## [What you will do]
Retype all of the data. Every line must match exactly.

======== Data excerpts ========

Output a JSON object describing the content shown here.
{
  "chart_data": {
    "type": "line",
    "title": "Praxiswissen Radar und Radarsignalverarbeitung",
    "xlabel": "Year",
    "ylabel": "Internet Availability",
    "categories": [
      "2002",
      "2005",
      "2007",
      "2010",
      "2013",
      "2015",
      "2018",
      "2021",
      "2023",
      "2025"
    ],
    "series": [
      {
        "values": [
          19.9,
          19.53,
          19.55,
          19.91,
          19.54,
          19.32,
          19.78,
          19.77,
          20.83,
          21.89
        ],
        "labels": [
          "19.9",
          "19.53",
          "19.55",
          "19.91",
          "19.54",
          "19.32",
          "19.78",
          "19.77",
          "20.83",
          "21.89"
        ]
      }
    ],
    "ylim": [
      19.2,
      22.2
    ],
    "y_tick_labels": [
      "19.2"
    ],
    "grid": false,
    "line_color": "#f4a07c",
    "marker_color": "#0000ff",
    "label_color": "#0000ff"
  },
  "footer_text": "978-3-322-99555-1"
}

========

## [The result]
Output a JSON object describing the content shown here.
{
  "chart_data": {
    "type": "line",
    "title": "Praxiswissen Radar und Radarsignalverarbeitung",
    "xlabel": "Year",
    "ylabel": "Internet Availability",
    "categories": [
      "2002",
      "2005",
      "2007",
      "2010",
      "2013",
      "2015",
      "2018",
      "2021",
      "2023",
      "2025"
    ],
    "series": [
      {
        "values": [
          19.9,
          19.53,
          19.55,
          19.91,
          19.54,
          19.32,
          19.78,
          19.77,
          20.83,
          21.89
        ],
        "labels": [
          "19.9",
          "19.53",
          "19.55",
          "19.91",
          "19.54",
          "19.32",
          "19.78",
          "19.77",
          "20.83",
          "21.89"
        ]
      }
    ],
    "ylim": [
      19.2,
      22.2
    ],
    "y_tick_labels": [
      "19.2"
    ],
    "grid": false,
    "line_color": "#f4a07c",
    "marker_color": "#0000ff",
    "label_color": "#0000ff"
  },
  "footer_text": "978-3-322-99555-1"
}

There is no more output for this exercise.